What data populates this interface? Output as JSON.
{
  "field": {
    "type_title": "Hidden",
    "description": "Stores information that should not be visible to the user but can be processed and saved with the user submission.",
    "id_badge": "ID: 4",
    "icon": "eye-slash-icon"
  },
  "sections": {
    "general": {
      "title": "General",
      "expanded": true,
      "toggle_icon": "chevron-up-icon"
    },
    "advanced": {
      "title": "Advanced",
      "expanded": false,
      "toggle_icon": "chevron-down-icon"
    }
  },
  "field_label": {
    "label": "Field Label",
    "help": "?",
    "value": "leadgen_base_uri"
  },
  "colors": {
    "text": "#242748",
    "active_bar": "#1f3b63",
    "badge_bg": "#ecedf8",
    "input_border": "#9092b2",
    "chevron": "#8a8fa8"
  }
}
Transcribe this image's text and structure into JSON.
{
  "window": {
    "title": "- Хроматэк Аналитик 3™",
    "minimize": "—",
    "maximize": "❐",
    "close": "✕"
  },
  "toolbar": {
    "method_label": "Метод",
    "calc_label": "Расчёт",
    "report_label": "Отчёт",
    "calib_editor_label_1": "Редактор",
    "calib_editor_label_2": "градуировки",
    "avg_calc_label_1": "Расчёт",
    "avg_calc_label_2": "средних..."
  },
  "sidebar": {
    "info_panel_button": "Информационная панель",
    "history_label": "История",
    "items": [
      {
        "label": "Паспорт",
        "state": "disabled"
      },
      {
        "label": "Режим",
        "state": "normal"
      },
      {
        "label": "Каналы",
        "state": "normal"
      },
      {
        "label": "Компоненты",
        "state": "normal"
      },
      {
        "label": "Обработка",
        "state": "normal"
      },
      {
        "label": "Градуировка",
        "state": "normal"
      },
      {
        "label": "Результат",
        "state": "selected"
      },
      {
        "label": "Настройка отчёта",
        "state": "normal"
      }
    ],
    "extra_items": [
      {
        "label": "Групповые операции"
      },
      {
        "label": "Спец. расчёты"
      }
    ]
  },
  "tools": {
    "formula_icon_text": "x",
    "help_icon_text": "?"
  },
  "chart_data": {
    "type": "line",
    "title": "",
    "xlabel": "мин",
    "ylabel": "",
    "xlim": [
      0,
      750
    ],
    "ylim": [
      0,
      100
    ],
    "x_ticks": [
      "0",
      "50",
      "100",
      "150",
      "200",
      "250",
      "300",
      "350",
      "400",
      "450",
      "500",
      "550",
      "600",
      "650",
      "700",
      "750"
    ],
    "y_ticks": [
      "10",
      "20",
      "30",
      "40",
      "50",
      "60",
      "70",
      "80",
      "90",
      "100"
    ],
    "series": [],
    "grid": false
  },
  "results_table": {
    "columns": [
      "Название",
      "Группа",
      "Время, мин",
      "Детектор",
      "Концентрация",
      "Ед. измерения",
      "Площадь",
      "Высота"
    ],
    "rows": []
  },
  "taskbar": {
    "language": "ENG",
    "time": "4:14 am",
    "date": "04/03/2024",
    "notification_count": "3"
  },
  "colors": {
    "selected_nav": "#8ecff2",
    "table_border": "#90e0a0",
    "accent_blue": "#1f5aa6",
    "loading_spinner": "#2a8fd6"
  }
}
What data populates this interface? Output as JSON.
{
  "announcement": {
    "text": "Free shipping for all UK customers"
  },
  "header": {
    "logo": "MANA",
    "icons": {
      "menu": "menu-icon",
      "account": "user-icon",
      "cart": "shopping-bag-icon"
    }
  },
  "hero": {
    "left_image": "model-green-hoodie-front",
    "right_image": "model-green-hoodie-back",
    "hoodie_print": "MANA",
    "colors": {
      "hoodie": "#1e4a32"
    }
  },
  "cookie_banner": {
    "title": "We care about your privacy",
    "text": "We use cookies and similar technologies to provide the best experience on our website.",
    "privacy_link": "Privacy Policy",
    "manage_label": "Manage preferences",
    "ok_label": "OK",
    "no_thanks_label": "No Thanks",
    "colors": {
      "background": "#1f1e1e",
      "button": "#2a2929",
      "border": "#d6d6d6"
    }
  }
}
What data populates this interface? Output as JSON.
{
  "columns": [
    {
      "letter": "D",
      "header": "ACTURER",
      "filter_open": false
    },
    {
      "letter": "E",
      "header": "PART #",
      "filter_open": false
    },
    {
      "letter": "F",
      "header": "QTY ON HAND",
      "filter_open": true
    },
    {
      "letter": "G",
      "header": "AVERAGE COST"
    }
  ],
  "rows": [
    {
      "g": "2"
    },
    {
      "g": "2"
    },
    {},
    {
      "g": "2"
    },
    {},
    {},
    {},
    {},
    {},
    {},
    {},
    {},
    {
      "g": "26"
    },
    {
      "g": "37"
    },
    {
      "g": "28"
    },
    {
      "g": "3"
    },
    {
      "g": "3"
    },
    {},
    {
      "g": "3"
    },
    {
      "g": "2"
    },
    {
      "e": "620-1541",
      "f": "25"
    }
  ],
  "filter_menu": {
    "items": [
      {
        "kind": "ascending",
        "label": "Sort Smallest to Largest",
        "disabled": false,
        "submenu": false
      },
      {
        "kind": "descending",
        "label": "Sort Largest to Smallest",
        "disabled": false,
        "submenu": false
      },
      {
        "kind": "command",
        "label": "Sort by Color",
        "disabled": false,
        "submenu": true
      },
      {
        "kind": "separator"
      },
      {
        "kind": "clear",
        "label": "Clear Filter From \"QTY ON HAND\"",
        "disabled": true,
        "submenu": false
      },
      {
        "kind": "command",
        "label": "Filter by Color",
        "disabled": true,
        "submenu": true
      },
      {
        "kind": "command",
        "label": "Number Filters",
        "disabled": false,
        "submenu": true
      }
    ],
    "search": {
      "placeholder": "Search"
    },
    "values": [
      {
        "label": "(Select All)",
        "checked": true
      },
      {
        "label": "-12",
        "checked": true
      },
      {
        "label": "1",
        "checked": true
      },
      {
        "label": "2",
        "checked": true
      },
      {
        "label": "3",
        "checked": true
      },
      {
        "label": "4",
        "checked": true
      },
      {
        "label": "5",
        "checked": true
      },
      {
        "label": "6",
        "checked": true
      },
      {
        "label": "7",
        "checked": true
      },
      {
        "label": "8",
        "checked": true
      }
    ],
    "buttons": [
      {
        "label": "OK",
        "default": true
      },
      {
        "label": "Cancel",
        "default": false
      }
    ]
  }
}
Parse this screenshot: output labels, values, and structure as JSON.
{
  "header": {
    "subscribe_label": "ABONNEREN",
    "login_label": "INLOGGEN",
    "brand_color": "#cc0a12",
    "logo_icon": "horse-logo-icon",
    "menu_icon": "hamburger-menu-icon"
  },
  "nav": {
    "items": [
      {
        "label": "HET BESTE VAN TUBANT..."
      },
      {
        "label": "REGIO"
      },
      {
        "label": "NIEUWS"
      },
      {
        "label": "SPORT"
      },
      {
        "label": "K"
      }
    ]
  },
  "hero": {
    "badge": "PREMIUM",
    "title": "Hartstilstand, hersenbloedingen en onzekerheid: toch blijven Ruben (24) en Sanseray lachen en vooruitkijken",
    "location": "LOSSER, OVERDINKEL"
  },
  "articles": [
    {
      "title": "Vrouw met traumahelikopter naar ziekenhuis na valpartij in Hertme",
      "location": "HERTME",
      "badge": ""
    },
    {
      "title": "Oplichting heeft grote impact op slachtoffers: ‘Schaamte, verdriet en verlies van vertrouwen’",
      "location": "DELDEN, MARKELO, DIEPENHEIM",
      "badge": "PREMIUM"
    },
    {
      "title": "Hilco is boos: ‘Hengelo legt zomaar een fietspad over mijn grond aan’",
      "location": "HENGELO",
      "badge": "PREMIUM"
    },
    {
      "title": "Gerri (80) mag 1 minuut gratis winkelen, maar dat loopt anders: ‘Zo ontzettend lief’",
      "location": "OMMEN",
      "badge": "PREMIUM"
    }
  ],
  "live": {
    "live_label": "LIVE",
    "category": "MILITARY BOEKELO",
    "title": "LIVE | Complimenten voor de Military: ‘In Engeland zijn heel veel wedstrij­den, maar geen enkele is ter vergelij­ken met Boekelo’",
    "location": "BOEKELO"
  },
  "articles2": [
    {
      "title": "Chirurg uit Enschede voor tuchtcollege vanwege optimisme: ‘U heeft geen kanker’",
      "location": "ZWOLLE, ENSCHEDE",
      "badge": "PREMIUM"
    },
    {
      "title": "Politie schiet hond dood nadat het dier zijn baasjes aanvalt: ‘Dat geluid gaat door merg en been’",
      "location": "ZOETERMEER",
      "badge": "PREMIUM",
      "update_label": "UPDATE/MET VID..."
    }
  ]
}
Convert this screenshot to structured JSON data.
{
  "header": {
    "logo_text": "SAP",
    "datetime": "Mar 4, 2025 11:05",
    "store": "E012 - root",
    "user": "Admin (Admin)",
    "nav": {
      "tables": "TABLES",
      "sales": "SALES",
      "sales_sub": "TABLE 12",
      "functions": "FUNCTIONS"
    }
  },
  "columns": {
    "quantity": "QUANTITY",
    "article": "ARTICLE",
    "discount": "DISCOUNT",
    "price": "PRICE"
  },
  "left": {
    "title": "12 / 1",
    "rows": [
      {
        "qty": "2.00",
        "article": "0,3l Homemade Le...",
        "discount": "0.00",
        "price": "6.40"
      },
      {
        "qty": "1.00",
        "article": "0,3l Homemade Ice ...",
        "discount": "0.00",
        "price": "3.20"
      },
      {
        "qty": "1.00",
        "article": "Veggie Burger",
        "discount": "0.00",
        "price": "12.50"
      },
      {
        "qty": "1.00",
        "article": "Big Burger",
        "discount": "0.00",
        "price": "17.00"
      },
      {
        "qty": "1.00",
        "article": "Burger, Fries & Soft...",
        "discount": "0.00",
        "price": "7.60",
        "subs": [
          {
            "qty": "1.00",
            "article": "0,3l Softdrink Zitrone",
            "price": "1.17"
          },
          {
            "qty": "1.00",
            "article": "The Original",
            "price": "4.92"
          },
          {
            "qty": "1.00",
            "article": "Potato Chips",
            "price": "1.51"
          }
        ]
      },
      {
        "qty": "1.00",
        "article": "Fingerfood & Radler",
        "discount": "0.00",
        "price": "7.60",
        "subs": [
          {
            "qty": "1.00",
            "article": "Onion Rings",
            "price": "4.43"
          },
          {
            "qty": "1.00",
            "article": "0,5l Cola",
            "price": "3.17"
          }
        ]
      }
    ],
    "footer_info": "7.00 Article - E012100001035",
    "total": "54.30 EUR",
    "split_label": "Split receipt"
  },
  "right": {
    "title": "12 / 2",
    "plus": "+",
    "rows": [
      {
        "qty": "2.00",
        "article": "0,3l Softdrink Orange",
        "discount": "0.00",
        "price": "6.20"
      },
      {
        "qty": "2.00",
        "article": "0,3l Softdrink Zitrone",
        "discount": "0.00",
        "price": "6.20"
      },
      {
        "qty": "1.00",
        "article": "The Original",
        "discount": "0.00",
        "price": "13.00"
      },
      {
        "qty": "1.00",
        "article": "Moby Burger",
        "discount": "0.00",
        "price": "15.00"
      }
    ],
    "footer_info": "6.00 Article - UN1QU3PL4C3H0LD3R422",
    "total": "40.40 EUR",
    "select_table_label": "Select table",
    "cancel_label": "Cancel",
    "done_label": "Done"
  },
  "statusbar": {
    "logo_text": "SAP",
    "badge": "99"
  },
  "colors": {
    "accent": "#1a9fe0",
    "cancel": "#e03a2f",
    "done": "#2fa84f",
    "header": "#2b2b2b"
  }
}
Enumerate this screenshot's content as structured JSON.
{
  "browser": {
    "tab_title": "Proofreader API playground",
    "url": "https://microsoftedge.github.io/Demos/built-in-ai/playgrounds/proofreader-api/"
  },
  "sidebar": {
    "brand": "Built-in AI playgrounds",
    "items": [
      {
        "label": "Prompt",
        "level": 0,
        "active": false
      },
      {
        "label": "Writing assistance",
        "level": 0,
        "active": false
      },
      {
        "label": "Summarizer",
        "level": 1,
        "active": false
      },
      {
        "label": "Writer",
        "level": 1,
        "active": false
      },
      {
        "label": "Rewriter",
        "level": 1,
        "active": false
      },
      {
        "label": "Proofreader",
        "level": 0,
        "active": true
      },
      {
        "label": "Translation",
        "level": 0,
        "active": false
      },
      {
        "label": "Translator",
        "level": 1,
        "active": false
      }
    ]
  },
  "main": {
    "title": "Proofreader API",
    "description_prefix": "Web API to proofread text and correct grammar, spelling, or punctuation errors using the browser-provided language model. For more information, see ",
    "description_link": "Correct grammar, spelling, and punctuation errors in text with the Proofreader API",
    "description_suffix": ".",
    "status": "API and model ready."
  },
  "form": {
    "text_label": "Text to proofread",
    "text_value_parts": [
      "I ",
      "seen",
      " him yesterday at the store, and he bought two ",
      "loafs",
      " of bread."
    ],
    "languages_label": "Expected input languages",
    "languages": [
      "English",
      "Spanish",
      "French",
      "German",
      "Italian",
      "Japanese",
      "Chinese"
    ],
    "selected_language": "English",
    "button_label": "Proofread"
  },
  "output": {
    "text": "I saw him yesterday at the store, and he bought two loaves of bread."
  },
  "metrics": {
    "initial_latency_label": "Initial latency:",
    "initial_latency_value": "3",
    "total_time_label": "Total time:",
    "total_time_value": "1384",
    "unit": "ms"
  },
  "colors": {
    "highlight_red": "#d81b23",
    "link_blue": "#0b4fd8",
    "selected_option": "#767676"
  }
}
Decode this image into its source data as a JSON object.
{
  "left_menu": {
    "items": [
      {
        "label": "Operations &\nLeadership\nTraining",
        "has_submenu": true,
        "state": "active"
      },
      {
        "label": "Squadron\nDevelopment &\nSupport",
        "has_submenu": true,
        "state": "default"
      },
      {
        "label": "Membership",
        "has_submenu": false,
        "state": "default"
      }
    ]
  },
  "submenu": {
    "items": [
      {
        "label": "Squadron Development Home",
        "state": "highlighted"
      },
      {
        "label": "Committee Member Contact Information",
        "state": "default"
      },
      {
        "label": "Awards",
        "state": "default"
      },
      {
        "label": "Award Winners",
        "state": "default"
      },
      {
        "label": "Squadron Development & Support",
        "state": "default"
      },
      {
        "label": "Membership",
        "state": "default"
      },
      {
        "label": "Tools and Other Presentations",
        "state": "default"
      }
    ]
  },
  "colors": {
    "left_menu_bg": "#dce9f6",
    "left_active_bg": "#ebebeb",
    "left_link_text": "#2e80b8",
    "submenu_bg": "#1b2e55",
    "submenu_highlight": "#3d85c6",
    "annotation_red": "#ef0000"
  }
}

───

** GIVEN PROBLEM **
Gather each line of the records holding the string "into".

** EXERCISE SOLUTION **
Transcribe this image's text and structure into JSON.
Decode this image into its source data as a JSON object.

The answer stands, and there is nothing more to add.